**What to do**
Scan the lines and state how many carry "Excluding". Leave out everything but the number.

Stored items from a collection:
---

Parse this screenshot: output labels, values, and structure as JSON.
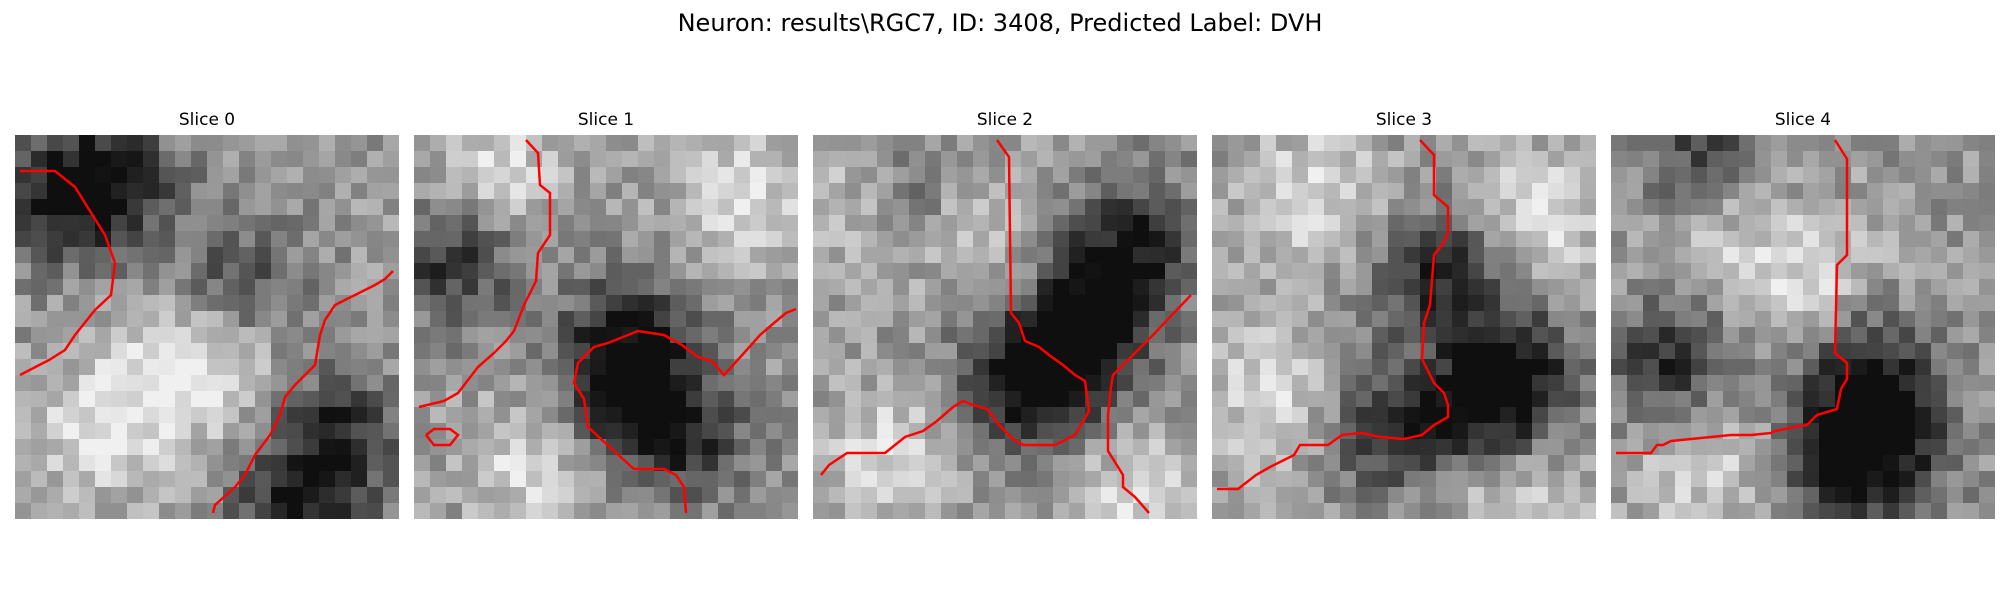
{
  "figure": {
    "suptitle": "Neuron: results\\RGC7, ID: 3408, Predicted Label: DVH",
    "overlay_color": "#ff0000"
  },
  "panels": [
    {
      "title": "Slice 0"
    },
    {
      "title": "Slice 1"
    },
    {
      "title": "Slice 2"
    },
    {
      "title": "Slice 3"
    },
    {
      "title": "Slice 4"
    }
  ]
}
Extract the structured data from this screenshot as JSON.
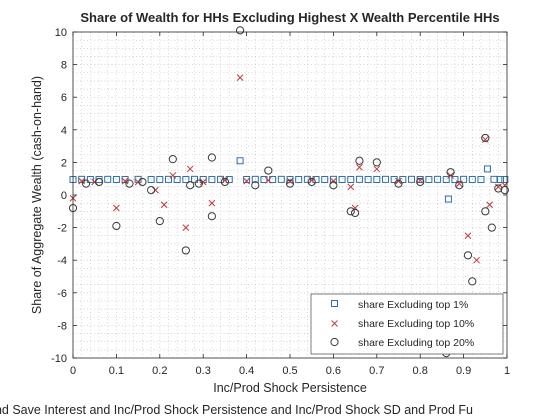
{
  "chart_data": {
    "type": "scatter",
    "title": "Share of Wealth for HHs Excluding Highest X Wealth Percentile HHs",
    "xlabel": "Inc/Prod Shock Persistence",
    "ylabel": "Share of Aggregate Wealth (cash-on-hand)",
    "caption": "and Save Interest and Inc/Prod Shock Persistence and Inc/Prod Shock SD and Prod Fu",
    "xlim": [
      0,
      1
    ],
    "ylim": [
      -10,
      10
    ],
    "xticks": [
      0,
      0.1,
      0.2,
      0.3,
      0.4,
      0.5,
      0.6,
      0.7,
      0.8,
      0.9,
      1
    ],
    "xtick_labels": [
      "0",
      "0.1",
      "0.2",
      "0.3",
      "0.4",
      "0.5",
      "0.6",
      "0.7",
      "0.8",
      "0.9",
      "1"
    ],
    "yticks": [
      -10,
      -8,
      -6,
      -4,
      -2,
      0,
      2,
      4,
      6,
      8,
      10
    ],
    "ytick_labels": [
      "-10",
      "-8",
      "-6",
      "-4",
      "-2",
      "0",
      "2",
      "4",
      "6",
      "8",
      "10"
    ],
    "grid": "minor dotted",
    "legend_position": "bottom-right",
    "colors": {
      "top1": "#2f6fa8",
      "top10": "#c0393b",
      "top20": "#3a3a3a"
    },
    "series": [
      {
        "name": "share Excluding top 1%",
        "marker": "square",
        "points": [
          [
            0.0,
            0.95
          ],
          [
            0.02,
            0.96
          ],
          [
            0.04,
            0.95
          ],
          [
            0.06,
            0.95
          ],
          [
            0.08,
            0.96
          ],
          [
            0.1,
            0.95
          ],
          [
            0.12,
            0.95
          ],
          [
            0.15,
            0.96
          ],
          [
            0.18,
            0.95
          ],
          [
            0.2,
            0.95
          ],
          [
            0.22,
            0.96
          ],
          [
            0.24,
            0.95
          ],
          [
            0.26,
            0.95
          ],
          [
            0.28,
            0.96
          ],
          [
            0.3,
            0.95
          ],
          [
            0.32,
            0.95
          ],
          [
            0.34,
            0.96
          ],
          [
            0.36,
            0.95
          ],
          [
            0.385,
            2.1
          ],
          [
            0.4,
            0.95
          ],
          [
            0.42,
            0.96
          ],
          [
            0.44,
            0.95
          ],
          [
            0.46,
            0.95
          ],
          [
            0.48,
            0.96
          ],
          [
            0.5,
            0.95
          ],
          [
            0.52,
            0.95
          ],
          [
            0.54,
            0.96
          ],
          [
            0.56,
            0.95
          ],
          [
            0.58,
            0.95
          ],
          [
            0.6,
            0.96
          ],
          [
            0.62,
            0.95
          ],
          [
            0.64,
            0.95
          ],
          [
            0.66,
            0.96
          ],
          [
            0.68,
            0.95
          ],
          [
            0.7,
            0.95
          ],
          [
            0.72,
            0.96
          ],
          [
            0.74,
            0.95
          ],
          [
            0.76,
            0.95
          ],
          [
            0.78,
            0.96
          ],
          [
            0.8,
            0.95
          ],
          [
            0.82,
            0.95
          ],
          [
            0.84,
            0.96
          ],
          [
            0.86,
            0.95
          ],
          [
            0.865,
            -0.25
          ],
          [
            0.88,
            0.95
          ],
          [
            0.9,
            0.96
          ],
          [
            0.92,
            0.95
          ],
          [
            0.94,
            0.95
          ],
          [
            0.955,
            1.6
          ],
          [
            0.97,
            0.96
          ],
          [
            0.985,
            0.95
          ],
          [
            0.995,
            0.95
          ]
        ]
      },
      {
        "name": "share Excluding top 10%",
        "marker": "x",
        "points": [
          [
            0.0,
            -0.2
          ],
          [
            0.02,
            0.85
          ],
          [
            0.05,
            0.8
          ],
          [
            0.1,
            -0.8
          ],
          [
            0.12,
            0.85
          ],
          [
            0.15,
            0.8
          ],
          [
            0.19,
            0.3
          ],
          [
            0.21,
            -0.6
          ],
          [
            0.23,
            1.2
          ],
          [
            0.26,
            -2.0
          ],
          [
            0.27,
            1.6
          ],
          [
            0.3,
            0.8
          ],
          [
            0.32,
            -0.5
          ],
          [
            0.35,
            0.9
          ],
          [
            0.385,
            7.2
          ],
          [
            0.4,
            0.85
          ],
          [
            0.45,
            0.9
          ],
          [
            0.5,
            0.85
          ],
          [
            0.55,
            0.9
          ],
          [
            0.6,
            0.85
          ],
          [
            0.64,
            0.5
          ],
          [
            0.65,
            -0.8
          ],
          [
            0.66,
            1.7
          ],
          [
            0.7,
            1.6
          ],
          [
            0.75,
            0.85
          ],
          [
            0.8,
            0.9
          ],
          [
            0.86,
            -6.6
          ],
          [
            0.87,
            1.2
          ],
          [
            0.89,
            0.7
          ],
          [
            0.91,
            -2.5
          ],
          [
            0.93,
            -4.0
          ],
          [
            0.95,
            3.4
          ],
          [
            0.96,
            -0.6
          ],
          [
            0.98,
            0.5
          ],
          [
            0.995,
            0.6
          ]
        ]
      },
      {
        "name": "share Excluding top 20%",
        "marker": "circle",
        "points": [
          [
            0.0,
            -0.8
          ],
          [
            0.03,
            0.7
          ],
          [
            0.06,
            0.8
          ],
          [
            0.1,
            -1.9
          ],
          [
            0.13,
            0.7
          ],
          [
            0.16,
            0.8
          ],
          [
            0.18,
            0.3
          ],
          [
            0.2,
            -1.6
          ],
          [
            0.23,
            2.2
          ],
          [
            0.26,
            -3.4
          ],
          [
            0.27,
            0.6
          ],
          [
            0.29,
            0.7
          ],
          [
            0.32,
            -1.3
          ],
          [
            0.32,
            2.3
          ],
          [
            0.35,
            0.8
          ],
          [
            0.385,
            10.1
          ],
          [
            0.42,
            0.6
          ],
          [
            0.45,
            1.5
          ],
          [
            0.5,
            0.7
          ],
          [
            0.55,
            0.8
          ],
          [
            0.6,
            0.6
          ],
          [
            0.64,
            -1.0
          ],
          [
            0.65,
            -1.1
          ],
          [
            0.66,
            2.1
          ],
          [
            0.7,
            2.0
          ],
          [
            0.75,
            0.7
          ],
          [
            0.8,
            0.8
          ],
          [
            0.86,
            -9.7
          ],
          [
            0.87,
            1.4
          ],
          [
            0.89,
            0.6
          ],
          [
            0.91,
            -3.7
          ],
          [
            0.92,
            -5.3
          ],
          [
            0.95,
            3.5
          ],
          [
            0.95,
            -1.0
          ],
          [
            0.965,
            -2.0
          ],
          [
            0.98,
            0.4
          ],
          [
            0.995,
            0.3
          ]
        ]
      }
    ]
  }
}
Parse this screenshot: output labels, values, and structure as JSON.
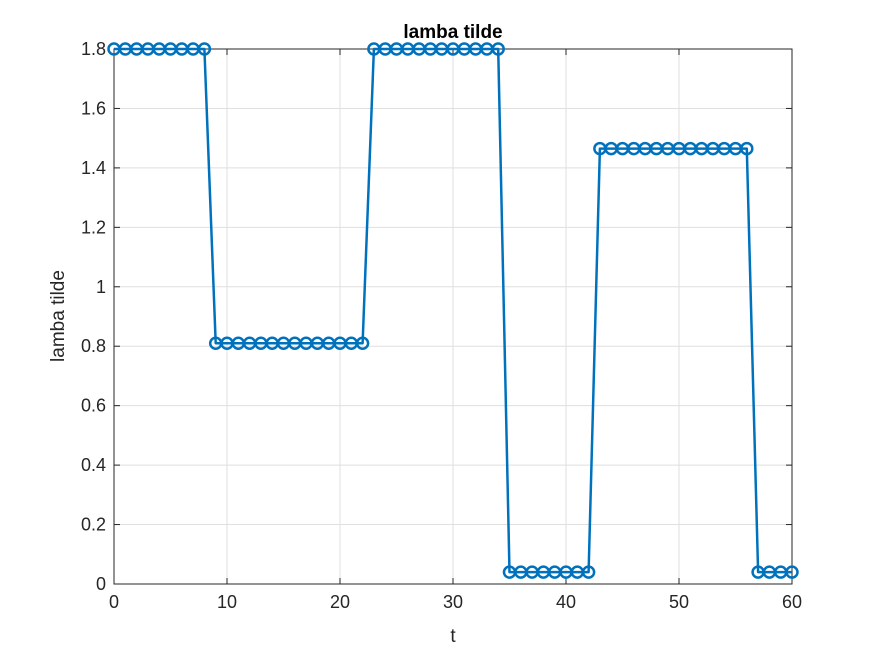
{
  "chart_data": {
    "type": "line",
    "title": "lamba tilde",
    "xlabel": "t",
    "ylabel": "lamba tilde",
    "xlim": [
      0,
      60
    ],
    "ylim": [
      0,
      1.8
    ],
    "xticks": [
      0,
      10,
      20,
      30,
      40,
      50,
      60
    ],
    "yticks": [
      0,
      0.2,
      0.4,
      0.6,
      0.8,
      1,
      1.2,
      1.4,
      1.6,
      1.8
    ],
    "xtick_labels": [
      "0",
      "10",
      "20",
      "30",
      "40",
      "50",
      "60"
    ],
    "ytick_labels": [
      "0",
      "0.2",
      "0.4",
      "0.6",
      "0.8",
      "1",
      "1.2",
      "1.4",
      "1.6",
      "1.8"
    ],
    "grid": true,
    "marker": "circle",
    "color": "#0072BD",
    "series": [
      {
        "x": [
          0,
          1,
          2,
          3,
          4,
          5,
          6,
          7,
          8,
          9,
          10,
          11,
          12,
          13,
          14,
          15,
          16,
          17,
          18,
          19,
          20,
          21,
          22,
          23,
          24,
          25,
          26,
          27,
          28,
          29,
          30,
          31,
          32,
          33,
          34,
          35,
          36,
          37,
          38,
          39,
          40,
          41,
          42,
          43,
          44,
          45,
          46,
          47,
          48,
          49,
          50,
          51,
          52,
          53,
          54,
          55,
          56,
          57,
          58,
          59,
          60
        ],
        "y": [
          1.8,
          1.8,
          1.8,
          1.8,
          1.8,
          1.8,
          1.8,
          1.8,
          1.8,
          0.81,
          0.81,
          0.81,
          0.81,
          0.81,
          0.81,
          0.81,
          0.81,
          0.81,
          0.81,
          0.81,
          0.81,
          0.81,
          0.81,
          1.8,
          1.8,
          1.8,
          1.8,
          1.8,
          1.8,
          1.8,
          1.8,
          1.8,
          1.8,
          1.8,
          1.8,
          0.04,
          0.04,
          0.04,
          0.04,
          0.04,
          0.04,
          0.04,
          0.04,
          1.465,
          1.465,
          1.465,
          1.465,
          1.465,
          1.465,
          1.465,
          1.465,
          1.465,
          1.465,
          1.465,
          1.465,
          1.465,
          1.465,
          0.04,
          0.04,
          0.04,
          0.04
        ]
      }
    ]
  }
}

---

**Response to this task**
4